→ Objetivo a:
Responde estas preguntas sobre el fragmento acerca de las propiedades y las leyes naturales:
(i) ¿Qué hace con los colores un objeto del que decimos que es amarillo?
(ii) ¿Cómo se puede saber la masa de un objeto?
(iii) ¿Qué ítems forman la lista provisoria de lo que depende conceptualmente de la mente?

→ Fragmento seleccionado:

De hecho, cuando observamos el mundo, en realidad estamos observando los
efectos que tiene el mundo sobre nosotros. Si decimos que algo es amarillo en
realidad estamos diciendo que absorbe todos los colores excepto el amarillo, el
cual rebota y llega a nuestros ojos que, si todo va bien, actúan de tal forma
que desencadenan un proceso en el sistema nervioso que culmina en última
instancia en que veamos al amarillo como una propiedad de ese objeto. Por tanto, todo lo que podemos en principio
conocer acerca de los objetos y sus propiedades está limitado por lo que estos
pueden causar, por los procesos que pueden desencadenar. Incluso en ciencia
esto es así: si existiera una propiedad causalmente inerte, entonces no podría
ni siquiera ser detectada por el más sofisticado equipamiento experimental, ya
que para detectar algo, ese “algo” tiene que producir un cambio en el
dispositivo de detección (sea éste nuestros ojos y nuestro cerebro o un
artefacto tecnológico especialmente diseñado para las circunstancias), lo cual
no podrá hacer en caso de ser causalmente inerte. En consecuencia, cualquier
propiedad o rasgo de un objeto que podamos en principio intentar conocer debe
ser capaz de, en las circunstancias adecuadas, desencadenar un proceso que
podamos detectar, al menos en principio. Qué procesos siguen a cuales
propiedades en qué circunstancias, qué capacidades puede tener un objeto si
tiene cierta propiedad, es un tema determinado por las leyes naturales. Volviendo
a un ejemplo que citamos anteriormente, la masa de un objeto se puede saber
viendo cómo interactúa con otros objetos en términos gravitatorios. Dicho de
una forma más sencilla y más intuitiva desde el punto de vista de la vida
cotidiana, si tenemos un objeto muy pesado, sabemos que es muy pesado porque
cuesta levantarlo, fenómeno causado por su atracción gravitatoria a la Tierra. Si
las leyes que dominan el funcionamiento de la gravitación fueran diferentes,
nuestra forma de saber cuánto pesa algo aquí en la Tierra se verían afectadas
correspondientemente. Toda propiedad que sea detectable debe desencadenar un
proceso causal distintivo y para eso debe funcionar de acuerdo a una ley
natural. Vemos que, al estar tan intrincados los conceptos de ley natural y de propiedad,
es inevitable que si las leyes naturales dependen conceptualmente de la mente,
lo mismo sucederá con las propiedades.
Podemos
armar una lista provisoria de ítems de nuestro discurso que dependen
conceptualmente de la mente, siempre recordando que con “dependencia
conceptual” no estamos diciendo que sin mentes estos ítems no serían como son
(por ejemplo, no estamos diciendo que la ley de la gravedad no sería cierta si
no hubiera mentes), sino que al referirnos a estos ítems estamos haciendo
referencia indirecta al concepto de mente. Se vería (inicialmente) así:
·
La
posibilidad
·
Las
leyes naturales.
·
Las
propiedades.

→ Objetivo b:
Copia tal cual las filas del bloque de datos, empezando por la fila con "adresa-platitor-label: Adresa platitor: [726, 144, 805, 159]" y siguiendo hasta la fila con "469, 173, 483]", ambas incluidas.

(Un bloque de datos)
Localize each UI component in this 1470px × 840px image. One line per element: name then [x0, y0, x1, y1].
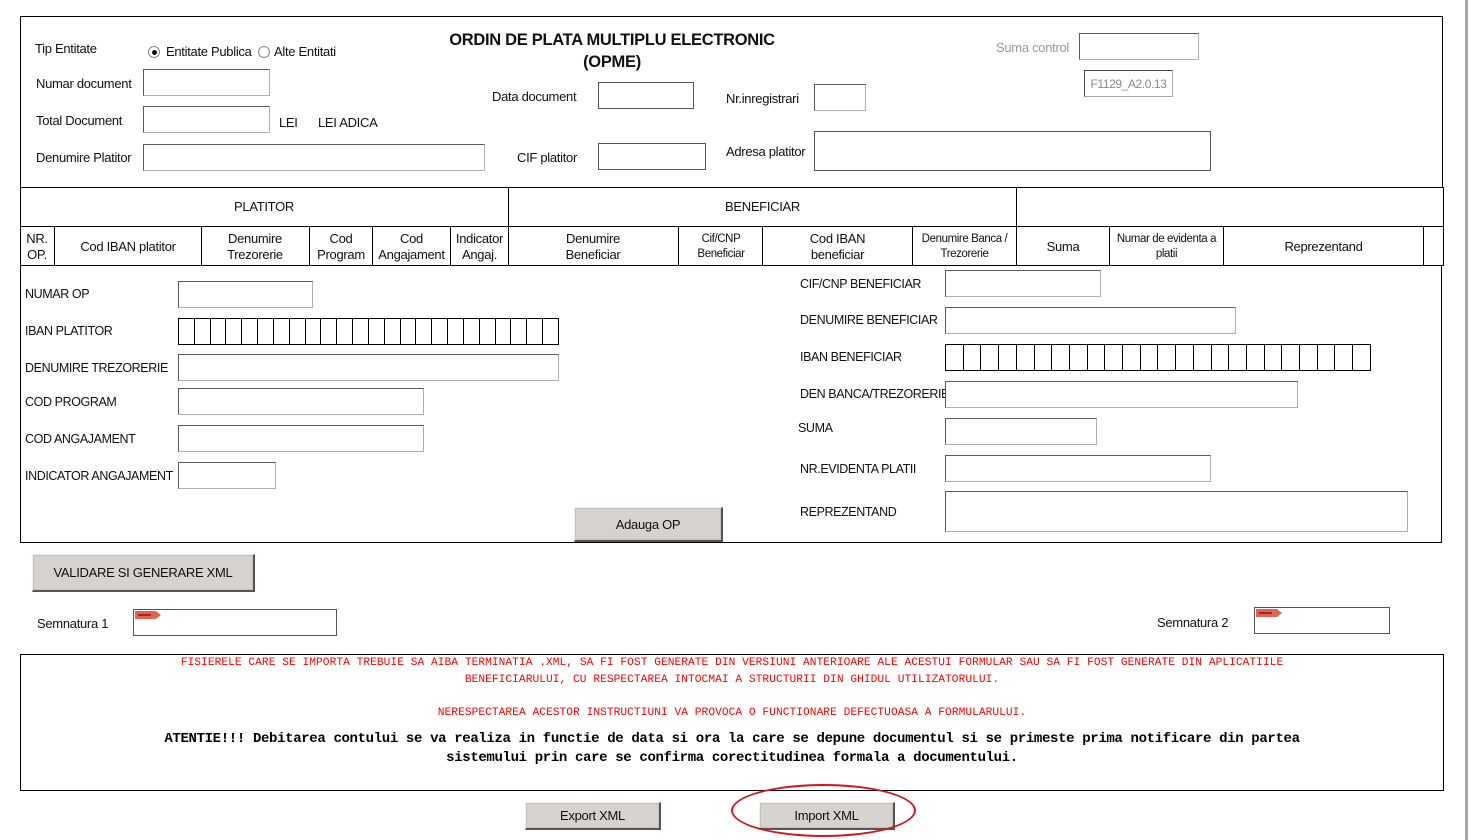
adresa-platitor-label: Adresa platitor: [726, 144, 805, 159]
iban-char-cell[interactable]: [1335, 345, 1353, 370]
col-numar-evidenta: Numar de evidenta a platii: [1112, 227, 1221, 266]
indicator-angajament-label: INDICATOR ANGAJAMENT: [25, 469, 173, 483]
col-cod-iban-platitor: Cod IBAN platitor: [55, 227, 201, 266]
iban-char-cell[interactable]: [1318, 345, 1336, 370]
data-document-label: Data document: [492, 89, 576, 104]
semnatura1-label: Semnatura 1: [37, 616, 108, 631]
semnatura2-field[interactable]: [1254, 607, 1390, 634]
denumire-platitor-field[interactable]: [143, 144, 485, 171]
numar-op-field[interactable]: [178, 281, 313, 308]
iban-char-cell[interactable]: [1158, 345, 1176, 370]
col-denumire-banca: Denumire Banca / Trezorerie: [913, 227, 1016, 266]
cod-program-label: COD PROGRAM: [25, 395, 116, 409]
iban-char-cell[interactable]: [1052, 345, 1070, 370]
iban-char-cell[interactable]: [337, 319, 353, 344]
iban-char-cell[interactable]: [401, 319, 417, 344]
iban-char-cell[interactable]: [981, 345, 999, 370]
col-cod-iban-beneficiar: Cod IBAN beneficiar: [790, 227, 885, 266]
col-indicator-angaj: Indicator Angaj.: [451, 227, 508, 266]
numar-op-label: NUMAR OP: [25, 287, 89, 301]
den-banca-trezorerie-field[interactable]: [945, 381, 1298, 408]
radio-alte-entitati[interactable]: [258, 46, 270, 58]
radio-alte-entitati-label[interactable]: Alte Entitati: [274, 44, 336, 59]
lei-label: LEI: [279, 115, 298, 130]
iban-char-cell[interactable]: [1088, 345, 1106, 370]
semnatura2-label: Semnatura 2: [1157, 615, 1228, 630]
page-title: ORDIN DE PLATA MULTIPLU ELECTRONIC (OPME…: [400, 29, 824, 73]
notice-black-line2: sistemului prin care se confirma corecti…: [20, 749, 1444, 768]
form-version-text: F1129_A2.0.13: [1091, 77, 1167, 91]
validare-generare-xml-button[interactable]: VALIDARE SI GENERARE XML: [32, 554, 255, 592]
col-denumire-trezorerie: Denumire Trezorerie: [210, 227, 300, 266]
iban-char-cell[interactable]: [1017, 345, 1035, 370]
cod-angajament-field[interactable]: [178, 425, 424, 452]
iban-char-cell[interactable]: [496, 319, 512, 344]
cif-cnp-beneficiar-label: CIF/CNP BENEFICIAR: [800, 277, 921, 291]
cif-platitor-field[interactable]: [598, 143, 706, 170]
import-xml-button[interactable]: Import XML: [759, 802, 895, 830]
iban-char-cell[interactable]: [274, 319, 290, 344]
tip-entitate-label: Tip Entitate: [35, 41, 97, 56]
iban-char-cell[interactable]: [480, 319, 496, 344]
iban-char-cell[interactable]: [511, 319, 527, 344]
reprezentand-field[interactable]: [945, 491, 1408, 532]
col-denumire-beneficiar: Denumire Beneficiar: [550, 227, 636, 266]
iban-platitor-label: IBAN PLATITOR: [25, 324, 112, 338]
divider: [678, 226, 679, 266]
suma-field[interactable]: [945, 418, 1097, 445]
col-cod-angajament: Cod Angajament: [373, 227, 450, 266]
denumire-beneficiar-label: DENUMIRE BENEFICIAR: [800, 313, 938, 327]
iban-beneficiar-label: IBAN BENEFICIAR: [800, 350, 902, 364]
iban-char-cell[interactable]: [290, 319, 306, 344]
total-document-field[interactable]: [143, 106, 270, 133]
divider: [1109, 226, 1110, 266]
form-version-badge: F1129_A2.0.13: [1084, 70, 1173, 97]
iban-char-cell[interactable]: [1035, 345, 1053, 370]
nr-inregistrari-field[interactable]: [814, 84, 866, 111]
iban-beneficiar-field[interactable]: [945, 344, 1371, 371]
numar-document-label: Numar document: [36, 76, 132, 91]
divider: [201, 226, 202, 266]
iban-char-cell[interactable]: [1229, 345, 1247, 370]
iban-char-cell[interactable]: [1353, 345, 1371, 370]
iban-char-cell[interactable]: [448, 319, 464, 344]
total-document-label: Total Document: [36, 113, 122, 128]
indicator-angajament-field[interactable]: [178, 462, 276, 489]
denumire-trezorerie-label: DENUMIRE TREZORERIE: [25, 361, 168, 375]
iban-char-cell[interactable]: [1123, 345, 1141, 370]
page-title-line2: (OPME): [400, 51, 824, 73]
iban-char-cell[interactable]: [369, 319, 385, 344]
numar-document-field[interactable]: [143, 69, 270, 96]
iban-char-cell[interactable]: [258, 319, 274, 344]
divider: [1423, 226, 1424, 266]
nr-evidenta-platii-label: NR.EVIDENTA PLATII: [800, 462, 916, 476]
group-platitor: PLATITOR: [20, 188, 508, 226]
iban-char-cell[interactable]: [226, 319, 242, 344]
iban-char-cell[interactable]: [1247, 345, 1265, 370]
denumire-beneficiar-field[interactable]: [945, 307, 1236, 334]
iban-char-cell[interactable]: [1105, 345, 1123, 370]
reprezentand-label: REPREZENTAND: [800, 505, 896, 519]
iban-char-cell[interactable]: [1300, 345, 1318, 370]
iban-char-cell[interactable]: [242, 319, 258, 344]
page-title-line1: ORDIN DE PLATA MULTIPLU ELECTRONIC: [400, 29, 824, 51]
iban-platitor-field[interactable]: [178, 318, 559, 345]
radio-entitate-publica-label[interactable]: Entitate Publica: [166, 44, 252, 59]
col-suma: Suma: [1017, 227, 1109, 266]
sign-here-flag-icon: [135, 611, 161, 619]
iban-char-cell[interactable]: [179, 319, 195, 344]
iban-char-cell[interactable]: [1282, 345, 1300, 370]
notice-red-line2: BENEFICIARULUI, CU RESPECTAREA INTOCMAI …: [20, 672, 1444, 689]
col-nr-op: NR. OP.: [20, 227, 54, 266]
col-cod-program: Cod Program: [310, 227, 372, 266]
denumire-trezorerie-field[interactable]: [178, 354, 559, 381]
window-edge: [1465, 0, 1468, 840]
data-document-field[interactable]: [598, 82, 694, 109]
notice-red-line3: NERESPECTAREA ACESTOR INSTRUCTIUNI VA PR…: [20, 705, 1444, 722]
iban-char-cell[interactable]: [964, 345, 982, 370]
iban-char-cell[interactable]: [195, 319, 211, 344]
sign-here-flag-icon: [1256, 609, 1282, 617]
iban-char-cell[interactable]: [211, 319, 227, 344]
adresa-platitor-field[interactable]: [814, 131, 1211, 171]
cif-cnp-beneficiar-field[interactable]: [945, 270, 1101, 297]
group-beneficiar: BENEFICIAR: [509, 188, 1016, 226]
iban-char-cell[interactable]: [999, 345, 1017, 370]
iban-char-cell[interactable]: [1070, 345, 1088, 370]
iban-char-cell[interactable]: [416, 319, 432, 344]
adauga-op-button[interactable]: Adauga OP: [574, 507, 723, 542]
semnatura1-field[interactable]: [133, 609, 337, 636]
iban-char-cell[interactable]: [1212, 345, 1230, 370]
iban-char-cell[interactable]: [1265, 345, 1283, 370]
nr-inregistrari-label: Nr.inregistrari: [726, 91, 799, 106]
cif-platitor-label: CIF platitor: [517, 150, 577, 165]
iban-char-cell[interactable]: [464, 319, 480, 344]
iban-char-cell[interactable]: [353, 319, 369, 344]
suma-control-label: Suma control: [996, 40, 1069, 55]
iban-char-cell[interactable]: [385, 319, 401, 344]
col-reprezentand: Reprezentand: [1224, 227, 1423, 266]
iban-char-cell[interactable]: [432, 319, 448, 344]
den-banca-trezorerie-label: DEN BANCA/TREZORERIE: [800, 387, 949, 401]
iban-char-cell[interactable]: [527, 319, 543, 344]
iban-char-cell[interactable]: [946, 345, 964, 370]
cod-angajament-label: COD ANGAJAMENT: [25, 432, 135, 446]
iban-char-cell[interactable]: [1141, 345, 1159, 370]
divider: [762, 226, 763, 266]
nr-evidenta-platii-field[interactable]: [945, 455, 1211, 482]
denumire-platitor-label: Denumire Platitor: [36, 150, 131, 165]
iban-char-cell[interactable]: [321, 319, 337, 344]
export-xml-button[interactable]: Export XML: [525, 802, 661, 830]
cod-program-field[interactable]: [178, 388, 424, 415]
iban-char-cell[interactable]: [543, 319, 559, 344]
iban-char-cell[interactable]: [1194, 345, 1212, 370]
radio-entitate-publica[interactable]: [148, 46, 160, 58]
lei-adica-label: LEI ADICA: [318, 115, 377, 130]
iban-char-cell[interactable]: [1176, 345, 1194, 370]
suma-label: SUMA: [798, 421, 833, 435]
notice-black-line1: ATENTIE!!! Debitarea contului se va real…: [20, 730, 1444, 749]
iban-char-cell[interactable]: [306, 319, 322, 344]
notice-red-line1: FISIERELE CARE SE IMPORTA TREBUIE SA AIB…: [20, 655, 1444, 672]
suma-control-field[interactable]: [1079, 33, 1199, 60]
col-cif-cnp-beneficiar: Cif/CNP Beneficiar: [690, 227, 752, 266]
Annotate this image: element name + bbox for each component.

→ Respuesta a:
(i) Absorbe todos los colores excepto el amarillo, que rebota y llega a nuestros ojos.
(ii) Viendo cómo interactúa con otros objetos en términos gravitatorios.
(iii) La posibilidad, las leyes naturales y las propiedades.

→ Respuesta b:
adresa-platitor-label: Adresa platitor: [726, 144, 805, 159]
iban-char-cell[interactable]: [1335, 345, 1353, 370]
col-numar-evidenta: Numar de evidenta a platii: [1112, 227, 1221, 266]
indicator-angajament-label: INDICATOR ANGAJAMENT: [25, 469, 173, 483]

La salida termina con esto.